%%
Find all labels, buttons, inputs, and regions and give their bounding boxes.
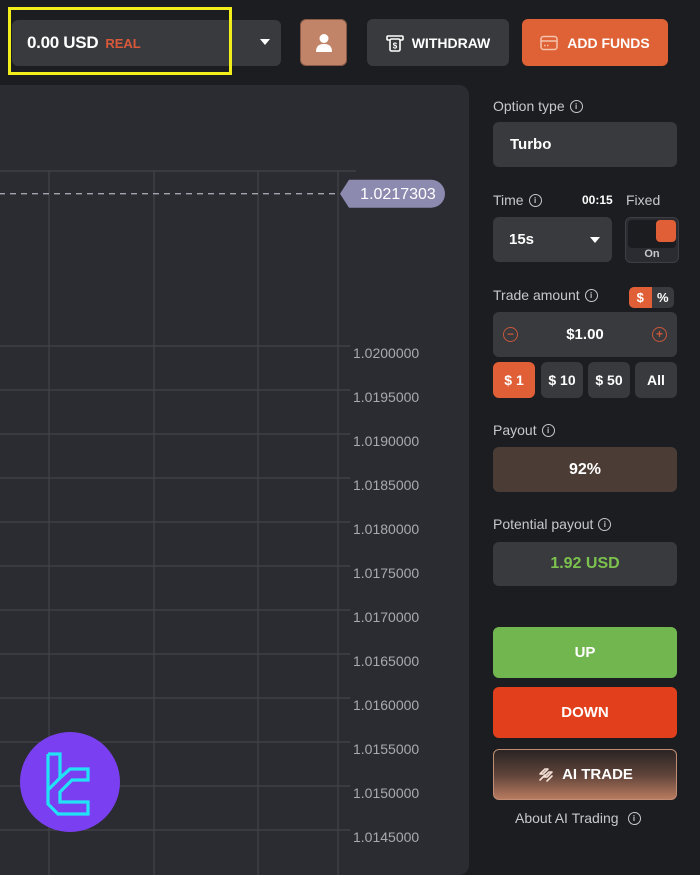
time-value: 15s bbox=[509, 231, 535, 248]
potential-payout-label-text: Potential payout bbox=[493, 516, 594, 532]
y-tick-label: 1.0175000 bbox=[353, 565, 419, 581]
increase-amount-button[interactable]: + bbox=[652, 327, 667, 342]
balance-account-selector[interactable]: 0.00 USD REAL bbox=[12, 20, 281, 66]
about-ai-trading-link[interactable]: About AI Trading i bbox=[515, 810, 641, 826]
y-tick-label: 1.0150000 bbox=[353, 785, 419, 801]
preset-50-button[interactable]: $ 50 bbox=[588, 362, 630, 398]
unit-dollar-option[interactable]: $ bbox=[629, 287, 652, 308]
preset-all-button[interactable]: All bbox=[635, 362, 677, 398]
withdraw-label: WITHDRAW bbox=[411, 34, 491, 51]
info-icon[interactable]: i bbox=[584, 288, 598, 302]
potential-payout-value: 1.92 USD bbox=[550, 555, 620, 572]
y-tick-label: 1.0155000 bbox=[353, 741, 419, 757]
svg-text:$: $ bbox=[392, 41, 397, 50]
caret-down-icon bbox=[590, 237, 600, 243]
option-type-select[interactable]: Turbo bbox=[493, 122, 677, 167]
y-tick-label: 1.0200000 bbox=[353, 345, 419, 361]
time-label-text: Time bbox=[493, 192, 524, 208]
payout-label-text: Payout bbox=[493, 422, 537, 438]
y-tick-label: 1.0160000 bbox=[353, 697, 419, 713]
atm-cash-icon: $ bbox=[385, 34, 404, 52]
y-tick-label: 1.0145000 bbox=[353, 829, 419, 845]
ai-trade-label: AI TRADE bbox=[562, 766, 633, 783]
toggle-knob bbox=[656, 220, 676, 242]
unit-percent-option[interactable]: % bbox=[652, 287, 675, 308]
fixed-time-toggle[interactable]: On bbox=[625, 217, 679, 263]
profile-button[interactable] bbox=[300, 19, 347, 66]
payout-value-box: 92% bbox=[493, 447, 677, 492]
y-tick-label: 1.0170000 bbox=[353, 609, 419, 625]
about-ai-label: About AI Trading bbox=[515, 810, 619, 826]
trade-amount-value[interactable]: $1.00 bbox=[566, 326, 604, 343]
trade-amount-stepper[interactable]: − $1.00 + bbox=[493, 312, 677, 357]
withdraw-button[interactable]: $ WITHDRAW bbox=[367, 19, 509, 66]
current-price-value: 1.0217303 bbox=[360, 186, 436, 203]
y-tick-label: 1.0180000 bbox=[353, 521, 419, 537]
info-icon[interactable]: i bbox=[598, 517, 612, 531]
wallet-card-icon bbox=[540, 35, 559, 50]
fixed-label: Fixed bbox=[626, 192, 661, 208]
info-icon[interactable]: i bbox=[528, 193, 542, 207]
y-axis: 1.0200000 1.0195000 1.0190000 1.0185000 1.01… bbox=[353, 345, 419, 845]
amount-unit-toggle[interactable]: $ % bbox=[629, 287, 674, 308]
time-label: Time i bbox=[493, 192, 542, 208]
caret-down-icon bbox=[260, 39, 270, 45]
y-tick-label: 1.0195000 bbox=[353, 389, 419, 405]
info-icon[interactable]: i bbox=[627, 811, 641, 825]
watermark-logo bbox=[20, 732, 120, 832]
down-button[interactable]: DOWN bbox=[493, 687, 677, 738]
account-mode-badge: REAL bbox=[105, 35, 141, 51]
potential-payout-label: Potential payout i bbox=[493, 516, 612, 532]
balance-amount: 0.00 USD bbox=[27, 33, 99, 52]
time-select[interactable]: 15s bbox=[493, 217, 612, 262]
trade-amount-label: Trade amount i bbox=[493, 287, 598, 303]
toggle-state: On bbox=[644, 248, 660, 260]
y-tick-label: 1.0185000 bbox=[353, 477, 419, 493]
current-price-layer: 1.0217303 bbox=[0, 179, 445, 208]
preset-1-button[interactable]: $ 1 bbox=[493, 362, 535, 398]
info-icon[interactable]: i bbox=[569, 99, 583, 113]
option-type-label-text: Option type bbox=[493, 98, 565, 114]
decrease-amount-button[interactable]: − bbox=[503, 327, 518, 342]
y-tick-label: 1.0165000 bbox=[353, 653, 419, 669]
ai-trade-button[interactable]: AI TRADE bbox=[493, 749, 677, 800]
option-type-value: Turbo bbox=[510, 136, 552, 153]
tc-logo-icon bbox=[46, 752, 90, 816]
up-button[interactable]: UP bbox=[493, 627, 677, 678]
time-countdown: 00:15 bbox=[582, 193, 613, 207]
preset-10-button[interactable]: $ 10 bbox=[541, 362, 583, 398]
trade-amount-label-text: Trade amount bbox=[493, 287, 580, 303]
add-funds-label: ADD FUNDS bbox=[567, 34, 650, 51]
user-icon bbox=[315, 33, 332, 52]
payout-value: 92% bbox=[568, 460, 602, 478]
payout-label: Payout i bbox=[493, 422, 555, 438]
potential-payout-box: 1.92 USD bbox=[493, 542, 677, 586]
option-type-label: Option type i bbox=[493, 98, 583, 114]
add-funds-button[interactable]: ADD FUNDS bbox=[522, 19, 668, 66]
info-icon[interactable]: i bbox=[541, 423, 555, 437]
y-tick-label: 1.0190000 bbox=[353, 433, 419, 449]
ai-sparkle-icon bbox=[539, 767, 553, 782]
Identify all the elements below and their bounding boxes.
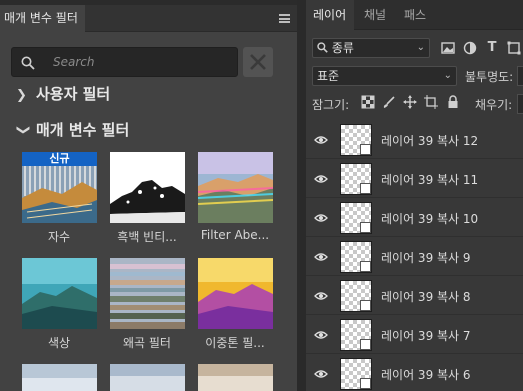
layer-row[interactable]: 레이어 39 복사 8: [306, 277, 523, 315]
opacity-field[interactable]: [517, 66, 523, 86]
section-neural-filters-label: 매개 변수 필터: [36, 121, 130, 139]
lock-transparent-pixels-icon[interactable]: [361, 95, 375, 109]
adjustment-layer-filter-icon[interactable]: [462, 40, 478, 56]
layer-thumbnail: [340, 280, 372, 312]
lock-icon[interactable]: [446, 95, 460, 109]
section-user-filters[interactable]: ❯ 사용자 필터: [16, 83, 110, 104]
lock-label: 잠그기:: [312, 98, 350, 112]
filter-thumb[interactable]: [22, 364, 97, 391]
filter-label: 왜곡 필터: [123, 336, 171, 350]
shape-layer-filter-icon[interactable]: [506, 40, 522, 56]
filter-label: Filter Abe...: [200, 228, 270, 242]
layer-thumbnail: [340, 163, 372, 195]
tab-channels[interactable]: 채널: [364, 0, 386, 30]
section-neural-filters[interactable]: ❯ 매개 변수 필터: [15, 119, 130, 140]
chevron-right-icon: ❯: [16, 88, 27, 103]
eye-icon[interactable]: [314, 330, 328, 340]
clear-search-button[interactable]: [243, 47, 273, 77]
filter-thumb-distortion[interactable]: [110, 258, 185, 329]
layers-tab-bar: 레이어 채널 패스: [306, 0, 523, 30]
blend-mode-select[interactable]: 표준 ⌄: [312, 66, 457, 86]
layer-kind-filter[interactable]: 종류 ⌄: [312, 38, 430, 58]
chevron-down-icon: ⌄: [443, 70, 452, 81]
filter-thumb[interactable]: [110, 364, 185, 391]
neural-filters-panel: 매개 변수 필터 ❯ 사용자 필터 ❯ 매개 변수 필터: [0, 0, 297, 391]
panel-divider[interactable]: [297, 0, 306, 391]
filter-thumb-bw-vintage[interactable]: [110, 152, 185, 223]
new-badge: 신규: [22, 152, 97, 166]
eye-icon[interactable]: [314, 291, 328, 301]
eye-icon[interactable]: [314, 252, 328, 262]
tab-layers[interactable]: 레이어: [306, 0, 354, 30]
layer-name[interactable]: 레이어 39 복사 11: [381, 171, 478, 188]
filter-thumb-duotone[interactable]: [198, 258, 273, 329]
section-user-filters-label: 사용자 필터: [36, 85, 111, 103]
eye-icon[interactable]: [314, 369, 328, 379]
type-layer-filter-icon[interactable]: T: [484, 40, 500, 56]
close-icon: [250, 54, 266, 70]
chevron-down-icon: ❯: [15, 124, 31, 136]
move-icon[interactable]: [403, 95, 417, 109]
search-box: [11, 47, 238, 77]
layer-thumbnail: [340, 202, 372, 234]
filter-thumb[interactable]: [198, 364, 273, 391]
search-icon: [317, 42, 328, 53]
smart-object-icon: [360, 378, 371, 389]
smart-object-icon: [360, 300, 371, 311]
layer-row[interactable]: 레이어 39 복사 9: [306, 238, 523, 276]
blend-mode-label: 표준: [317, 69, 340, 83]
layer-thumbnail: [340, 241, 372, 273]
layer-name[interactable]: 레이어 39 복사 12: [381, 132, 478, 149]
tab-paths[interactable]: 패스: [404, 0, 426, 30]
layer-name[interactable]: 레이어 39 복사 7: [381, 327, 471, 344]
layer-row[interactable]: 레이어 39 복사 12: [306, 121, 523, 159]
layer-name[interactable]: 레이어 39 복사 6: [381, 366, 471, 383]
panel-menu-icon[interactable]: [279, 14, 290, 23]
filter-label: 자수: [47, 230, 71, 244]
eye-icon[interactable]: [314, 174, 328, 184]
layer-row[interactable]: 레이어 39 복사 10: [306, 199, 523, 237]
smart-object-icon: [360, 261, 371, 272]
fill-label: 채우기:: [475, 98, 513, 112]
filter-thumb-embroidery[interactable]: 신규: [22, 152, 97, 223]
opacity-label: 불투명도:: [465, 70, 514, 84]
layer-name[interactable]: 레이어 39 복사 8: [381, 288, 471, 305]
fill-field[interactable]: [517, 94, 523, 114]
search-icon: [21, 56, 35, 70]
smart-object-icon: [360, 144, 371, 155]
layer-name[interactable]: 레이어 39 복사 10: [381, 210, 478, 227]
chevron-down-icon: ⌄: [416, 42, 425, 53]
layer-row[interactable]: 레이어 39 복사 7: [306, 316, 523, 354]
tab-neural-filters[interactable]: 매개 변수 필터: [0, 5, 85, 32]
eye-icon[interactable]: [314, 213, 328, 223]
layer-thumbnail: [340, 124, 372, 156]
filter-label: 흑백 빈티...: [117, 230, 177, 244]
brush-icon[interactable]: [382, 95, 396, 109]
layer-name[interactable]: 레이어 39 복사 9: [381, 249, 471, 266]
smart-object-icon: [360, 222, 371, 233]
layers-panel: 레이어 채널 패스 종류 ⌄ T 표준 ⌄ 불투명도: 잠그기: 채우기: 레이…: [306, 0, 523, 391]
smart-object-icon: [360, 339, 371, 350]
pixel-layer-filter-icon[interactable]: [440, 40, 456, 56]
panel-tab-bar: 매개 변수 필터: [0, 5, 297, 32]
layer-row[interactable]: 레이어 39 복사 6: [306, 355, 523, 391]
filter-thumb-colorize[interactable]: [22, 258, 97, 329]
layer-thumbnail: [340, 358, 372, 390]
artboard-lock-icon[interactable]: [424, 95, 438, 109]
layer-thumbnail: [340, 319, 372, 351]
filter-label: 색상: [47, 336, 71, 350]
layer-row[interactable]: 레이어 39 복사 11: [306, 160, 523, 198]
smart-object-icon: [360, 183, 371, 194]
layer-kind-label: 종류: [331, 41, 354, 55]
eye-icon[interactable]: [314, 135, 328, 145]
filter-thumb-abe[interactable]: [198, 152, 273, 223]
filter-label: 이중톤 필...: [205, 336, 265, 350]
search-input[interactable]: [53, 48, 233, 76]
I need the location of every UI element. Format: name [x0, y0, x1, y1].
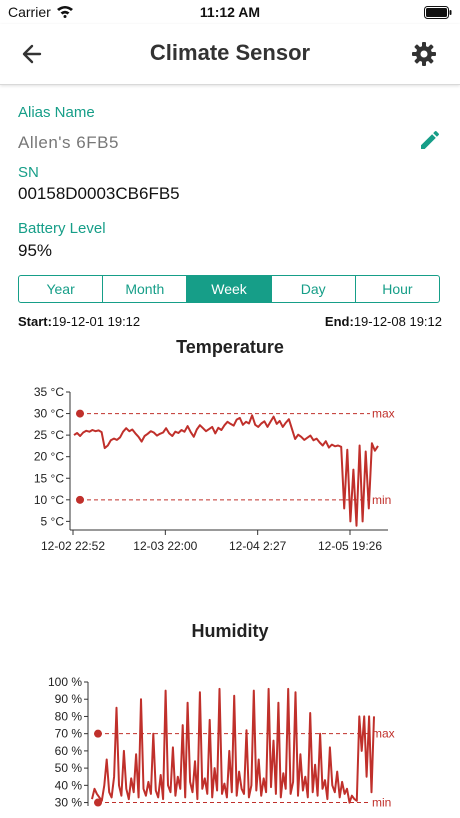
%%
_EXERCISE PROMPT_
Rewrite the items starting at the line that contains "time-value: 15s bbox=[509, 231, 535, 248]" and ending at the line that contains "about-ai-label: About AI", changing "y-tick-label" to "y-axis-label" and leaving everything else as it is.

_OUTPUT FOR THIS EXERCISE_
time-value: 15s bbox=[509, 231, 535, 248]
potential-payout-label-text: Potential payout bbox=[493, 516, 594, 532]
y-axis-label: 1.0175000 bbox=[353, 565, 419, 581]
increase-amount-button[interactable]: + bbox=[652, 327, 667, 342]
balance-account-selector[interactable]: 0.00 USD REAL bbox=[12, 20, 281, 66]
about-ai-trading-link[interactable]: About AI Trading i bbox=[515, 810, 641, 826]
y-axis-label: 1.0150000 bbox=[353, 785, 419, 801]
preset-50-button[interactable]: $ 50 bbox=[588, 362, 630, 398]
unit-dollar-option[interactable]: $ bbox=[629, 287, 652, 308]
preset-all-button[interactable]: All bbox=[635, 362, 677, 398]
withdraw-label: WITHDRAW bbox=[411, 34, 491, 51]
info-icon[interactable]: i bbox=[584, 288, 598, 302]
potential-payout-value: 1.92 USD bbox=[550, 555, 620, 572]
y-axis-label: 1.0155000 bbox=[353, 741, 419, 757]
svg-text:$: $ bbox=[392, 41, 397, 50]
caret-down-icon bbox=[590, 237, 600, 243]
option-type-select[interactable]: Turbo bbox=[493, 122, 677, 167]
y-axis-label: 1.0200000 bbox=[353, 345, 419, 361]
time-label-text: Time bbox=[493, 192, 524, 208]
payout-label-text: Payout bbox=[493, 422, 537, 438]
y-axis-label: 1.0160000 bbox=[353, 697, 419, 713]
atm-cash-icon: $ bbox=[385, 34, 404, 52]
y-axis-label: 1.0145000 bbox=[353, 829, 419, 845]
ai-trade-label: AI TRADE bbox=[562, 766, 633, 783]
toggle-knob bbox=[656, 220, 676, 242]
unit-percent-option[interactable]: % bbox=[652, 287, 675, 308]
fixed-time-toggle[interactable]: On bbox=[625, 217, 679, 263]
profile-button[interactable] bbox=[300, 19, 347, 66]
payout-value-box: 92% bbox=[493, 447, 677, 492]
y-axis-label: 1.0170000 bbox=[353, 609, 419, 625]
about-ai-label: About AI Trading bbox=[515, 810, 619, 826]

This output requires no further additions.